> **Given problem**
Below is a listing to write out in full, exactly as given, without its pictures.

Data entries
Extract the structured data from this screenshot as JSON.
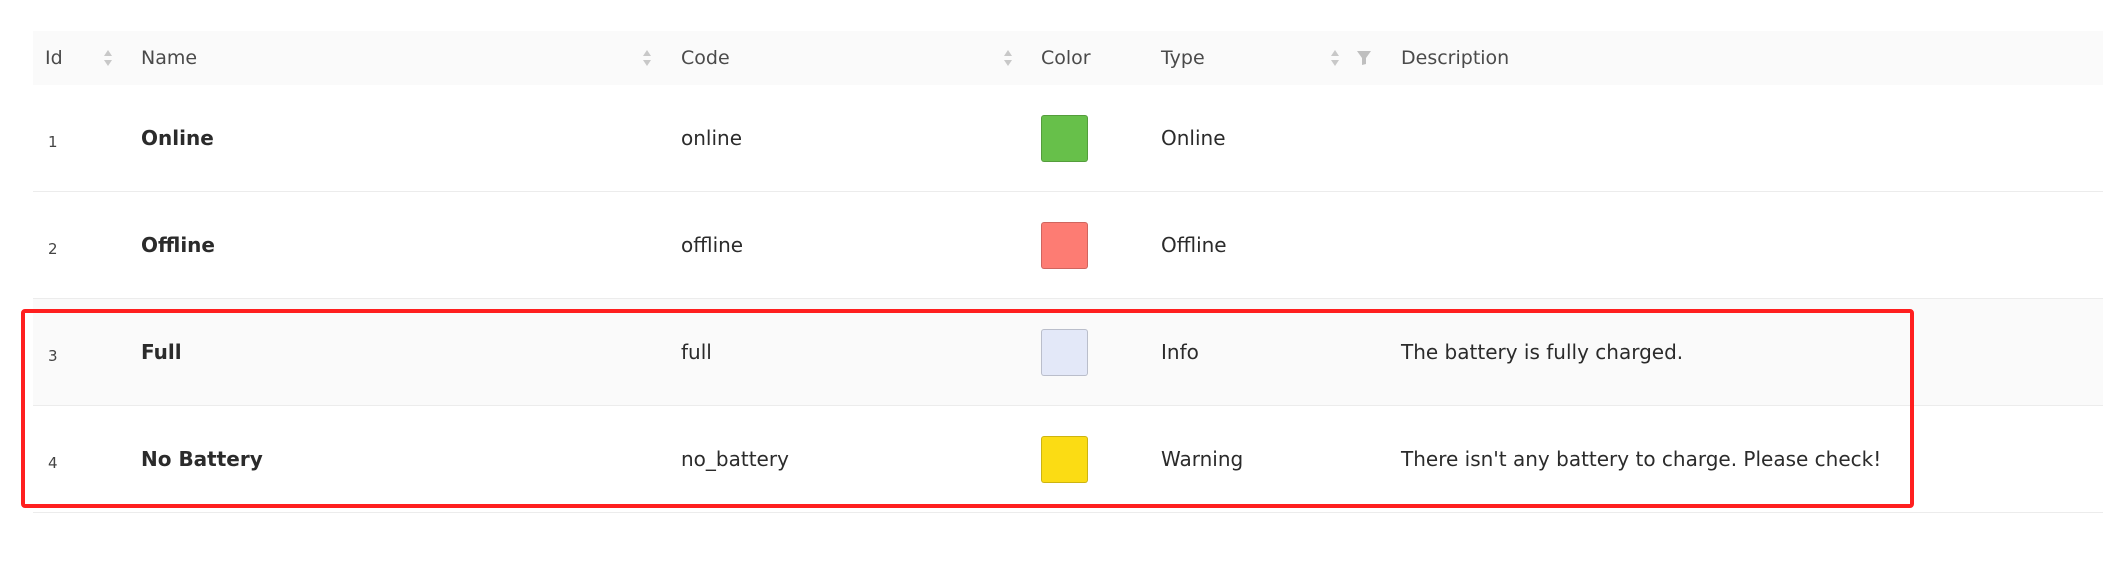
{
  "table": {
    "columns": {
      "id": "Id",
      "name": "Name",
      "code": "Code",
      "color": "Color",
      "type": "Type",
      "description": "Description"
    },
    "rows": [
      {
        "id": "1",
        "name": "Online",
        "code": "online",
        "color": "#67c04a",
        "type": "Online",
        "description": ""
      },
      {
        "id": "2",
        "name": "Offline",
        "code": "offline",
        "color": "#fd7c73",
        "type": "Offline",
        "description": ""
      },
      {
        "id": "3",
        "name": "Full",
        "code": "full",
        "color": "#e3e8f8",
        "type": "Info",
        "description": "The battery is fully charged."
      },
      {
        "id": "4",
        "name": "No Battery",
        "code": "no_battery",
        "color": "#fbdc14",
        "type": "Warning",
        "description": "There isn't any battery to charge. Please check!"
      }
    ]
  },
  "annotation": {
    "highlight_color": "#ff1f1f"
  }
}
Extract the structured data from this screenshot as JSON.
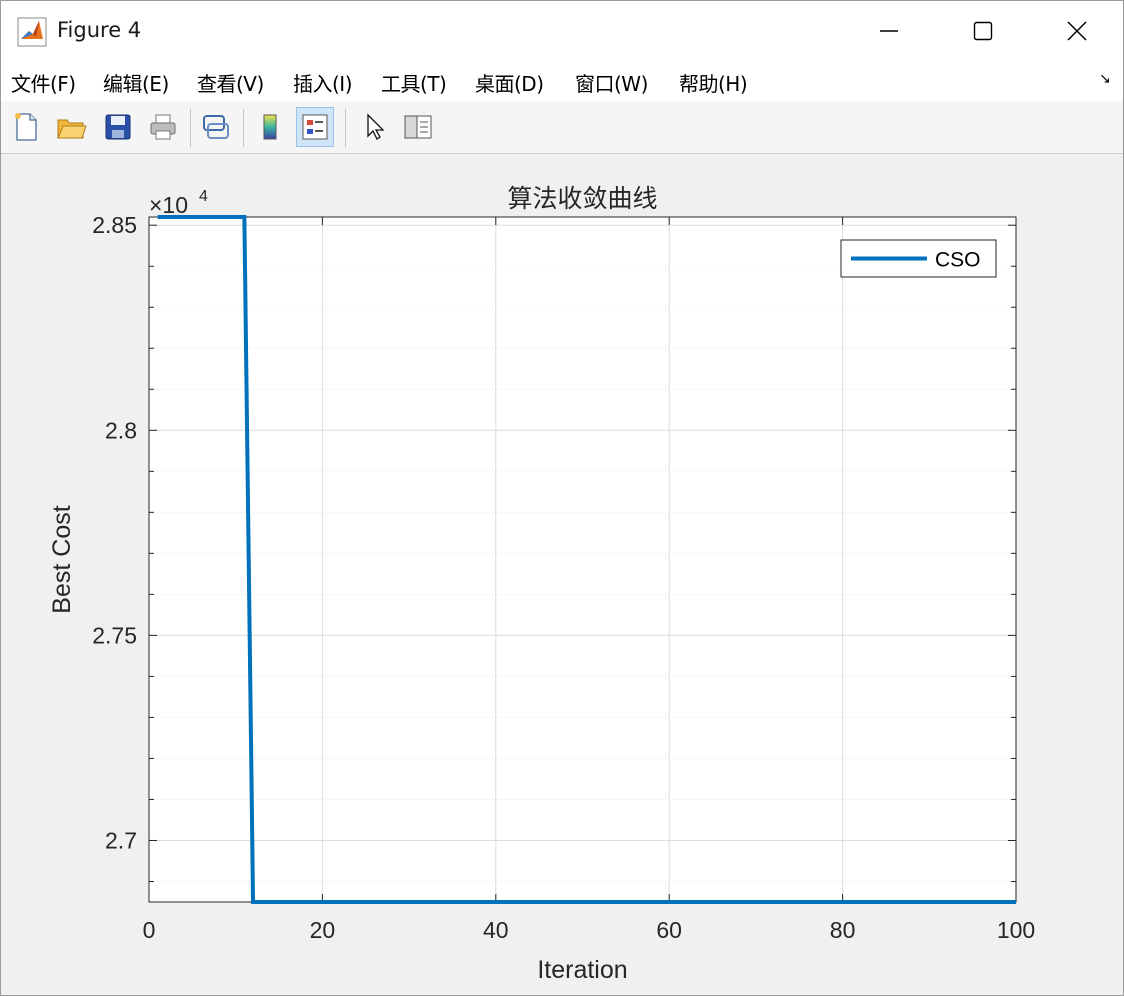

> **Worked solution**
Extract the structured data from this screenshot as JSON.
{
  "table": {
    "columns": {
      "id": "Id",
      "name": "Name",
      "code": "Code",
      "color": "Color",
      "type": "Type",
      "description": "Description"
    },
    "rows": [
      {
        "id": "1",
        "name": "Online",
        "code": "online",
        "color": "#67c04a",
        "type": "Online",
        "description": ""
      },
      {
        "id": "2",
        "name": "Offline",
        "code": "offline",
        "color": "#fd7c73",
        "type": "Offline",
        "description": ""
      },
      {
        "id": "3",
        "name": "Full",
        "code": "full",
        "color": "#e3e8f8",
        "type": "Info",
        "description": "The battery is fully charged."
      },
      {
        "id": "4",
        "name": "No Battery",
        "code": "no_battery",
        "color": "#fbdc14",
        "type": "Warning",
        "description": "There isn't any battery to charge. Please check!"
      }
    ]
  },
  "annotation": {
    "highlight_color": "#ff1f1f"
  }
}
Extract the structured data from this screenshot as JSON.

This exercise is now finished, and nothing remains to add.